待完成任务:
A - 将kaldi语音识别文章中从含有“由于最近一直在弄kaldi本地化,所以这系列文件一直来不及更新。”的地方开始、到“url for downloads.”结束的一段重写出来，并把其中的“脚本”改为“程序”。
B - 从kaldi语音识别文章的结尾处接着续写下去。

所给文章:
+ + + + + + +

美文网首页语音识别
基于kaldi的iOS实时语音识别(在线)+03+librisp

基于kaldi的iOS实时语音识别(在线)+03+librisp

作者: 长风浮云 | 来源:发表于2019-02-26 16:11 被阅读0次

    由于最近一直在弄kaldi本地化,所以这系列文件一直来不及更新。

    这篇主要是讲解librispeech运行的run.sh脚本

    #!/bin/bash
    
    
    # Set this to somewhere where you want to put your data, or where
    # someone else has already put it.  You'll want to change this
    # if you're not on the CLSP grid.
    data=/export/a15/vpanayotov/data
    
    # base url for downloads.
    data_url=www.openslr.org/resources/12
    lm_url=www.openslr.org/resources/11
    mfccdir=mfcc
    stage=1
    
    . ./cmd.sh
    . ./path.sh
    . parse_options.sh
    
    # you might not want to do this for interactive shells.
    set -e
    

    设置参数

    if [ $stage -le 1 ]; then
      # download the data.  Note: we're using the 100 hour setup for
      # now; later in the script we'll download more and use it to train neural
      # nets.
      for part in dev-clean test-clean dev-other test-other train-clean-100; do
        local/download_and_untar.sh $data $data_url $part
      done
    
    
      # download the LM resources
      local/download_lm.sh $lm_url data/local/lm
    fi
    

    下载100小时音频数据及语言模型相关资源

    语言模型相关
    3-gram.arpa.gz,3-gram.pruned.1e-7.arpa.gz,3-gram.pruned.3e-7.arpa.gz,4-gram.arpa.gz,g2p-model-5,librispeech-lexicon.txt,librispeech-lm-corm.txt.gz,librispeech-lm-norm.txt.gz,librispeech-vocab.txt,lm_fglarge.arpa.gz,lm_tglarge.arpa.gz,lm_tgmed.arpa.gz,lm_tgsmall.arpa.gz

    if [ $stage -le 2 ]; then
      # format the data as Kaldi data directories
      for part in dev-clean test-clean dev-other test-other train-clean-100; do
        # use underscore-separated names in data directories.

+ + + + + + +

数据集:
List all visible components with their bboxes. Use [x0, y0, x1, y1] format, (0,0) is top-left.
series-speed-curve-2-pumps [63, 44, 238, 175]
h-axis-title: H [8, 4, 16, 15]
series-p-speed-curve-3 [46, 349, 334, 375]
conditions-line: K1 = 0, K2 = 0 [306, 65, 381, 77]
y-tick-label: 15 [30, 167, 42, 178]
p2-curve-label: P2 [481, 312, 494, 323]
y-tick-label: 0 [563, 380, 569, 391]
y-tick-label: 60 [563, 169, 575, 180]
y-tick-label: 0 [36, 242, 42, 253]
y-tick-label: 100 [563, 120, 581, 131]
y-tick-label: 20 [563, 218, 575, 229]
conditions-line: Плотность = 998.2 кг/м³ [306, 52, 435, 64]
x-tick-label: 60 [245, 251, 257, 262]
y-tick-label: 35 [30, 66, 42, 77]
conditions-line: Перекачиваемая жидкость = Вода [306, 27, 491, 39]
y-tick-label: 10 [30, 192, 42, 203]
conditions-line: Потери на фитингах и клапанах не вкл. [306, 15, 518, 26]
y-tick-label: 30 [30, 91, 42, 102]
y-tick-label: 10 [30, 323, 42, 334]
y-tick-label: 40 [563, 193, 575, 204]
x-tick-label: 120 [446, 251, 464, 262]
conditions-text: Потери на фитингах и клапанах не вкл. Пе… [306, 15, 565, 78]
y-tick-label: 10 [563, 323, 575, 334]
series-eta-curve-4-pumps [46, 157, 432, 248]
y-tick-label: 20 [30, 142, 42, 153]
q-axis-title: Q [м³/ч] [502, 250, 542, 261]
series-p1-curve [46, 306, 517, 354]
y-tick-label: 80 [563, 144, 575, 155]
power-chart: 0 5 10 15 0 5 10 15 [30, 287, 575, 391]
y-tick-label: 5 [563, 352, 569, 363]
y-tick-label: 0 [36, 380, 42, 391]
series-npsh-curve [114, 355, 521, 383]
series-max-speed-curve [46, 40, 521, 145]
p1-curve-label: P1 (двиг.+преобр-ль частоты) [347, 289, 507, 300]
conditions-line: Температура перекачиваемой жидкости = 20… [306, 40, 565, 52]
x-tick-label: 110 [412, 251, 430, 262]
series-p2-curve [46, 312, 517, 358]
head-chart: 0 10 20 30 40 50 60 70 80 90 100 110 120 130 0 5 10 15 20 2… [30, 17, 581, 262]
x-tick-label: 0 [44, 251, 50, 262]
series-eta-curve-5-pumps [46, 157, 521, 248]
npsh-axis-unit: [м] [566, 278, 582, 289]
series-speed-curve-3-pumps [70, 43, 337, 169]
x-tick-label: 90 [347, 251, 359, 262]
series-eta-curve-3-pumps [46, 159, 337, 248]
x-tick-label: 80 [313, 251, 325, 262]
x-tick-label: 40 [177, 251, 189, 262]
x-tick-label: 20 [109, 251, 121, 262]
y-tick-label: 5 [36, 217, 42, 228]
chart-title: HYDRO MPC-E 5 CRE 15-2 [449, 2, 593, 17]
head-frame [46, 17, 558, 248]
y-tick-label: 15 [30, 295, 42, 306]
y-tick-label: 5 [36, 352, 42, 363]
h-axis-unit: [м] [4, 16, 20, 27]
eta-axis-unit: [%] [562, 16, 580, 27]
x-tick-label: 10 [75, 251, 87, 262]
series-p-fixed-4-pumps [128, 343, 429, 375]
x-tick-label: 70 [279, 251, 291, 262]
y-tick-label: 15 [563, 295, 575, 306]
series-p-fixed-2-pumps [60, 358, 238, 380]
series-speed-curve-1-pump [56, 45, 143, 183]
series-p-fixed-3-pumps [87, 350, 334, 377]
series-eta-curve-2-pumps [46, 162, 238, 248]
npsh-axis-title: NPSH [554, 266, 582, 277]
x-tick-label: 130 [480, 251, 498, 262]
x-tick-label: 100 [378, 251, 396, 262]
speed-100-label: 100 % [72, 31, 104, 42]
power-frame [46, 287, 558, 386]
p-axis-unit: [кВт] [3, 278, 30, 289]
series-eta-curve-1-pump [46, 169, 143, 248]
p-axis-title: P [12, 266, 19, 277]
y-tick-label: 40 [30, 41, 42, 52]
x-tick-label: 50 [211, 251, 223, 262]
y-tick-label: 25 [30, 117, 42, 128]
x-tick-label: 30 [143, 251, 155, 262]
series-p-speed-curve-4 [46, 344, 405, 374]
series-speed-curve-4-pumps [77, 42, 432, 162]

+ + + + + + +

预期输出:
A -
由于最近一直在弄kaldi本地化,所以这系列文件一直来不及更新。

    这篇主要是讲解librispeech运行的run.sh程序

    #!/bin/bash
    
    
    # Set this to somewhere where you want to put your data, or where
    # someone else has already put it.  You'll want to change this
    # if you're not on the CLSP grid.
    data=/export/a15/vpanayotov/data
    
    # base url for downloads.

B -
        local/data_prep.sh $data/LibriSpeech/$part data/$(echo $part | sed s/-/_/g)
      done
    fi
    

    数据准备

    准备内容:

    • 创建wav.scptextutt2spkspk2genderutt2dur文件
    • 查找.flac文件并将flac文件写入wav.scp
    • 定位.trans.txt文件并将.trans.txt文件写入到text
    • 将flac file name和reader-chapter写入utt2spk
    • 将reader-chapter和reader_gender写入spk2gender
    • 通过utt2spk文件生成spk2utt文件
    if [ $stage -le 3 ]; then
      # when the "--stage 3" option is used below we skip the G2P steps, and use the
      # lexicon we have already downloaded from openslr.org/11/
      local/prepare_dict.sh --stage 3 --nj 30 --cmd "$train_cmd" \
       data/local/lm data/local/lm data/local/dict_nosp
    
      utils/prepare_lang.sh data/local/dict_nosp \
       "<UNK>" data/local/lang_tmp_nosp data/lang_nosp
    
      local/format_lms.sh --src-dir data/lang_nosp data/local/lm
    fi
    

    语言模型准备

    准备内容:

    • 准备字典(local/prepare_dict_sh)
    • 准备语言相关数据(utils/prepare_lang.sh)
    • 格式化数据(local/format_lms.sh)
    • 通过arpa2fst将ARPA-format的语言模型转换成fst(G.fst)
    if [ $stage -le 4 ]; then
      # Create ConstArpaLm format language model for full 3-gram and 4-gram LMs
      utils/build_const_arpa_lm.sh data/local/lm/lm_tglarge.arpa.gz \
        data/lang_nosp data/lang_nosp_test_tglarge
      utils/build_const_arpa_lm.sh data/local/lm/lm_fglarge.arpa.gz \
        data/lang_nosp data/lang_nosp_test_fglarge
    fi
    

    用完整的3-gram和4-gram语言模型创建ConstArpaLm格式语言模型

    if [ $stage -le 5 ]; then
      # spread the mfccs over various machines, as this data-set is quite large.
      if [[  $(hostname -f) ==  *.clsp.jhu.edu ]]; then
        mfcc=$(basename mfccdir) # in case was absolute pathname (unlikely), get basename.
        utils/create_split_dir.pl /export/b{02,11,12,13}/$USER/kaldi-data/egs/librispeech/s5/$mfcc/storage \
         $mfccdir/storage
      fi
    fi
    
    if [ $stage -le 6 ]; then
      for part in dev_clean test_clean dev_other test_other train_clean_100; do
        steps/make_mfcc.sh --cmd "$train_cmd" --nj 40 data/$part exp/make_mfcc/$part $mfccdir
        steps/compute_cmvn_stats.sh data/$part exp/make_mfcc/$part $mfccdir
      done
    fi
    

    特征提取

    步骤

    • 提取特征
    • 计算每条wav文件的均值方差
    if [ $stage -le 7 ]; then
      # Make some small data subsets for early system-build stages.  Note, there are 29k
      # utterances in the train_clean_100 directory which has 100 hours of data.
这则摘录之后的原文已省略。